▼
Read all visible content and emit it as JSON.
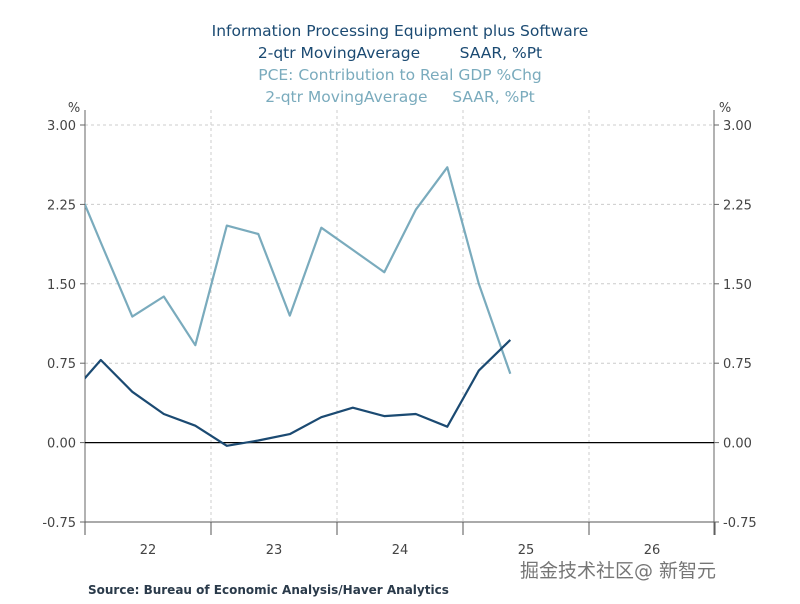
{
  "chart_data": {
    "type": "line",
    "title_lines": [
      {
        "text": "Information Processing Equipment plus Software",
        "series": 0
      },
      {
        "text": "2-qtr MovingAverage        SAAR, %Pt",
        "series": 0
      },
      {
        "text": "PCE: Contribution to Real GDP %Chg",
        "series": 1
      },
      {
        "text": "2-qtr MovingAverage     SAAR, %Pt",
        "series": 1
      }
    ],
    "y_unit_left": "%",
    "y_unit_right": "%",
    "ylim": [
      -0.75,
      3.0
    ],
    "yticks": [
      "3.00",
      "2.25",
      "1.50",
      "0.75",
      "0.00",
      "-0.75"
    ],
    "ytick_values": [
      3.0,
      2.25,
      1.5,
      0.75,
      0.0,
      -0.75
    ],
    "xticks": [
      "22",
      "23",
      "24",
      "25",
      "26"
    ],
    "xlim": [
      "2021Q4.5",
      "2026Q4"
    ],
    "grid": true,
    "x": [
      "2021Q4",
      "2022Q1",
      "2022Q2",
      "2022Q3",
      "2022Q4",
      "2023Q1",
      "2023Q2",
      "2023Q3",
      "2023Q4",
      "2024Q1",
      "2024Q2",
      "2024Q3",
      "2024Q4",
      "2025Q1",
      "2025Q2"
    ],
    "series": [
      {
        "name": "Information Processing Equipment plus Software, 2-qtr MovingAverage SAAR, %Pt",
        "color": "#1b4a72",
        "values": [
          0.44,
          0.78,
          0.48,
          0.27,
          0.16,
          -0.03,
          0.02,
          0.08,
          0.24,
          0.33,
          0.25,
          0.27,
          0.15,
          0.68,
          0.97
        ]
      },
      {
        "name": "PCE: Contribution to Real GDP %Chg, 2-qtr MovingAverage SAAR, %Pt",
        "color": "#7aabbd",
        "values": [
          2.6,
          1.89,
          1.19,
          1.38,
          0.92,
          2.05,
          1.97,
          1.2,
          2.03,
          1.82,
          1.61,
          2.2,
          2.6,
          1.5,
          0.65
        ]
      }
    ],
    "source": "Source:  Bureau of Economic Analysis/Haver Analytics"
  },
  "watermark": "掘金技术社区@ 新智元"
}
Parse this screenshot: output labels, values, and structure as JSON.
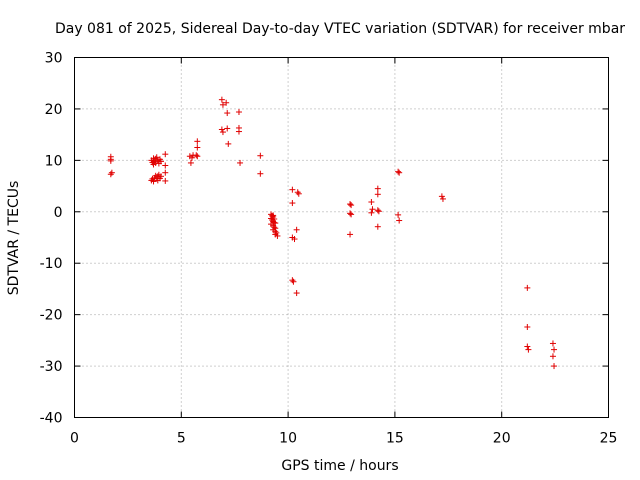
{
  "chart_data": {
    "type": "scatter",
    "title": "Day 081 of 2025, Sidereal Day-to-day VTEC variation (SDTVAR) for receiver mbar",
    "xlabel": "GPS time / hours",
    "ylabel": "SDTVAR / TECUs",
    "xlim": [
      0,
      25
    ],
    "ylim": [
      -40,
      30
    ],
    "x_ticks": [
      0,
      5,
      10,
      15,
      20,
      25
    ],
    "y_ticks": [
      -40,
      -30,
      -20,
      -10,
      0,
      10,
      20,
      30
    ],
    "x_tick_labels": [
      "0",
      "5",
      "10",
      "15",
      "20",
      "25"
    ],
    "y_tick_labels": [
      "-40",
      "-30",
      "-20",
      "-10",
      "0",
      "10",
      "20",
      "30"
    ],
    "grid": true,
    "marker": "plus",
    "color": "#e00000",
    "series": [
      {
        "name": "SDTVAR",
        "points": [
          [
            1.7,
            10.7
          ],
          [
            1.7,
            10.2
          ],
          [
            1.7,
            9.9
          ],
          [
            1.75,
            7.6
          ],
          [
            1.7,
            7.3
          ],
          [
            3.6,
            10.0
          ],
          [
            3.65,
            9.6
          ],
          [
            3.7,
            9.2
          ],
          [
            3.75,
            9.8
          ],
          [
            3.8,
            10.3
          ],
          [
            3.8,
            9.5
          ],
          [
            3.85,
            10.6
          ],
          [
            3.9,
            10.0
          ],
          [
            3.95,
            9.4
          ],
          [
            4.0,
            10.2
          ],
          [
            4.05,
            9.8
          ],
          [
            3.7,
            10.4
          ],
          [
            3.6,
            6.1
          ],
          [
            3.65,
            6.4
          ],
          [
            3.7,
            5.9
          ],
          [
            3.75,
            6.6
          ],
          [
            3.8,
            7.0
          ],
          [
            3.85,
            6.5
          ],
          [
            3.9,
            6.9
          ],
          [
            3.95,
            7.2
          ],
          [
            4.0,
            6.5
          ],
          [
            4.05,
            6.9
          ],
          [
            3.9,
            6.1
          ],
          [
            4.25,
            11.2
          ],
          [
            4.25,
            9.0
          ],
          [
            4.25,
            7.6
          ],
          [
            4.25,
            6.0
          ],
          [
            5.4,
            10.8
          ],
          [
            5.5,
            10.5
          ],
          [
            5.45,
            9.5
          ],
          [
            5.55,
            11.0
          ],
          [
            5.7,
            11.0
          ],
          [
            5.75,
            13.7
          ],
          [
            5.75,
            12.5
          ],
          [
            5.75,
            10.8
          ],
          [
            6.9,
            21.8
          ],
          [
            6.95,
            20.8
          ],
          [
            7.1,
            21.2
          ],
          [
            7.15,
            19.2
          ],
          [
            6.9,
            16.0
          ],
          [
            6.95,
            15.5
          ],
          [
            7.15,
            16.2
          ],
          [
            7.2,
            13.2
          ],
          [
            7.7,
            19.4
          ],
          [
            7.7,
            16.3
          ],
          [
            7.7,
            15.6
          ],
          [
            7.75,
            9.5
          ],
          [
            8.7,
            10.9
          ],
          [
            8.7,
            7.4
          ],
          [
            9.2,
            -0.5
          ],
          [
            9.25,
            -0.8
          ],
          [
            9.3,
            -1.0
          ],
          [
            9.2,
            -1.3
          ],
          [
            9.25,
            -1.6
          ],
          [
            9.3,
            -1.9
          ],
          [
            9.35,
            -2.1
          ],
          [
            9.2,
            -2.4
          ],
          [
            9.3,
            -2.7
          ],
          [
            9.35,
            -3.0
          ],
          [
            9.4,
            -3.2
          ],
          [
            9.3,
            -3.5
          ],
          [
            9.4,
            -3.8
          ],
          [
            9.45,
            -4.1
          ],
          [
            9.4,
            -4.4
          ],
          [
            9.5,
            -4.7
          ],
          [
            9.3,
            -0.7
          ],
          [
            9.35,
            -1.4
          ],
          [
            9.4,
            -2.2
          ],
          [
            10.2,
            4.3
          ],
          [
            10.2,
            1.7
          ],
          [
            10.2,
            -5.0
          ],
          [
            10.3,
            -5.3
          ],
          [
            10.2,
            -13.3
          ],
          [
            10.25,
            -13.6
          ],
          [
            10.4,
            -15.8
          ],
          [
            10.4,
            -3.5
          ],
          [
            10.45,
            3.8
          ],
          [
            10.5,
            3.5
          ],
          [
            12.9,
            1.5
          ],
          [
            12.95,
            1.3
          ],
          [
            12.9,
            -0.3
          ],
          [
            12.95,
            -0.5
          ],
          [
            12.9,
            -4.4
          ],
          [
            13.9,
            1.9
          ],
          [
            13.95,
            0.5
          ],
          [
            13.9,
            -0.2
          ],
          [
            14.2,
            4.5
          ],
          [
            14.2,
            3.4
          ],
          [
            14.2,
            0.3
          ],
          [
            14.25,
            0.1
          ],
          [
            14.2,
            -2.9
          ],
          [
            15.15,
            7.8
          ],
          [
            15.2,
            7.6
          ],
          [
            15.15,
            -0.6
          ],
          [
            15.2,
            -1.7
          ],
          [
            17.2,
            3.0
          ],
          [
            17.25,
            2.5
          ],
          [
            21.2,
            -14.8
          ],
          [
            21.2,
            -22.4
          ],
          [
            21.2,
            -26.2
          ],
          [
            21.25,
            -26.8
          ],
          [
            22.4,
            -25.6
          ],
          [
            22.45,
            -26.8
          ],
          [
            22.4,
            -28.1
          ],
          [
            22.45,
            -30.0
          ]
        ]
      }
    ]
  }
}
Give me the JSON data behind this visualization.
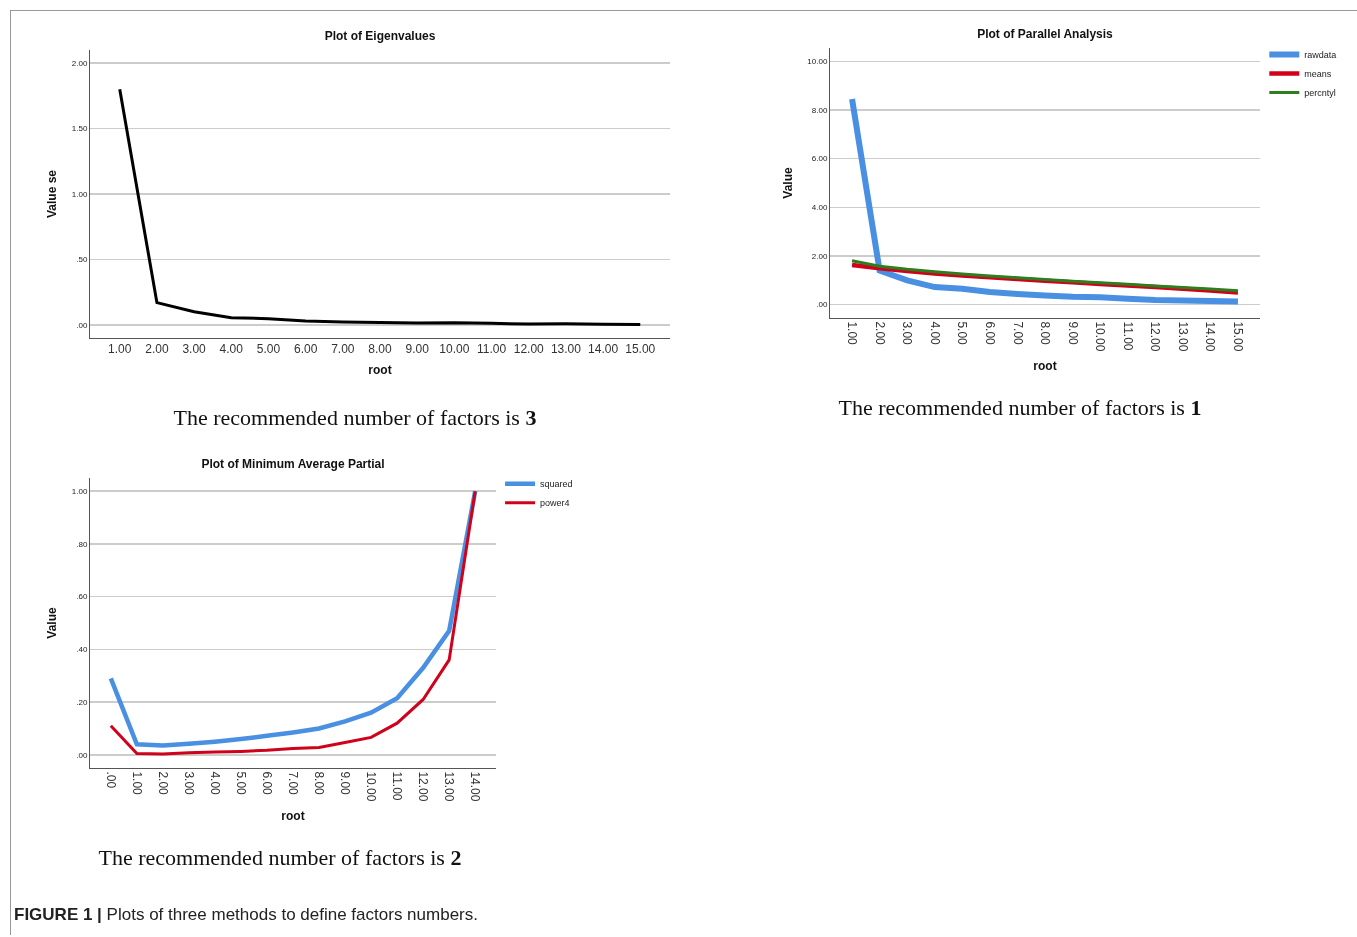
{
  "chart_data": [
    {
      "type": "line",
      "title": "Plot of Eigenvalues",
      "xlabel": "root",
      "ylabel": "Value se",
      "categories": [
        "1.00",
        "2.00",
        "3.00",
        "4.00",
        "5.00",
        "6.00",
        "7.00",
        "8.00",
        "9.00",
        "10.00",
        "11.00",
        "12.00",
        "13.00",
        "14.00",
        "15.00"
      ],
      "series": [
        {
          "color": "#000000",
          "values": [
            1.8,
            0.17,
            0.1,
            0.055,
            0.048,
            0.03,
            0.022,
            0.018,
            0.015,
            0.017,
            0.012,
            0.006,
            0.008,
            0.005,
            0.003
          ]
        }
      ],
      "ylim": [
        -0.1,
        2.1
      ],
      "yticks": [
        {
          "value": 0,
          "label": ".00"
        },
        {
          "value": 0.5,
          "label": ".50"
        },
        {
          "value": 1,
          "label": "1.00"
        },
        {
          "value": 1.5,
          "label": "1.50"
        },
        {
          "value": 2,
          "label": "2.00"
        }
      ],
      "grid": "y",
      "legend": false,
      "annotations": [
        "The recommended number of factors is 3"
      ]
    },
    {
      "type": "line",
      "title": "Plot of Parallel Analysis",
      "xlabel": "root",
      "ylabel": "Value",
      "categories": [
        "1.00",
        "2.00",
        "3.00",
        "4.00",
        "5.00",
        "6.00",
        "7.00",
        "8.00",
        "9.00",
        "10.00",
        "11.00",
        "12.00",
        "13.00",
        "14.00",
        "15.00"
      ],
      "series": [
        {
          "name": "rawdata",
          "color": "#4a90e2",
          "values": [
            8.45,
            1.4,
            1.0,
            0.72,
            0.65,
            0.52,
            0.44,
            0.38,
            0.32,
            0.3,
            0.24,
            0.19,
            0.17,
            0.15,
            0.13
          ]
        },
        {
          "name": "means",
          "color": "#d0021b",
          "values": [
            1.63,
            1.5,
            1.38,
            1.28,
            1.2,
            1.12,
            1.05,
            0.98,
            0.92,
            0.85,
            0.79,
            0.72,
            0.65,
            0.58,
            0.5
          ]
        },
        {
          "name": "percntyl",
          "color": "#2e7d1e",
          "values": [
            1.8,
            1.58,
            1.45,
            1.35,
            1.26,
            1.18,
            1.1,
            1.03,
            0.96,
            0.9,
            0.84,
            0.77,
            0.7,
            0.64,
            0.57
          ]
        }
      ],
      "ylim": [
        -0.55,
        10.55
      ],
      "yticks": [
        {
          "value": 0,
          "label": ".00"
        },
        {
          "value": 2,
          "label": "2.00"
        },
        {
          "value": 4,
          "label": "4.00"
        },
        {
          "value": 6,
          "label": "6.00"
        },
        {
          "value": 8,
          "label": "8.00"
        },
        {
          "value": 10,
          "label": "10.00"
        }
      ],
      "grid": "y",
      "legend": "top right",
      "annotations": [
        "The recommended number of factors is 1"
      ]
    },
    {
      "type": "line",
      "title": "Plot of Minimum Average Partial",
      "xlabel": "root",
      "ylabel": "Value",
      "categories": [
        ".00",
        "1.00",
        "2.00",
        "3.00",
        "4.00",
        "5.00",
        "6.00",
        "7.00",
        "8.00",
        "9.00",
        "10.00",
        "11.00",
        "12.00",
        "13.00",
        "14.00"
      ],
      "series": [
        {
          "name": "squared",
          "color": "#4a90e2",
          "values": [
            0.29,
            0.04,
            0.035,
            0.042,
            0.05,
            0.06,
            0.072,
            0.085,
            0.1,
            0.127,
            0.16,
            0.215,
            0.33,
            0.47,
            1.0
          ]
        },
        {
          "name": "power4",
          "color": "#d0021b",
          "values": [
            0.11,
            0.005,
            0.003,
            0.008,
            0.011,
            0.013,
            0.017,
            0.024,
            0.028,
            0.047,
            0.066,
            0.12,
            0.21,
            0.36,
            1.0
          ]
        }
      ],
      "ylim": [
        -0.05,
        1.05
      ],
      "yticks": [
        {
          "value": 0,
          "label": ".00"
        },
        {
          "value": 0.2,
          "label": ".20"
        },
        {
          "value": 0.4,
          "label": ".40"
        },
        {
          "value": 0.6,
          "label": ".60"
        },
        {
          "value": 0.8,
          "label": ".80"
        },
        {
          "value": 1,
          "label": "1.00"
        }
      ],
      "grid": "y",
      "legend": "top right",
      "annotations": [
        "The recommended number of factors is 2",
        "FIGURE 1 | Plots of three methods to define factors numbers."
      ]
    }
  ]
}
▲
Select and copy every line of the listing with the word "this".

Parse this screenshot: output labels, values, and structure as JSON.
Give me the JSON data behind this visualization.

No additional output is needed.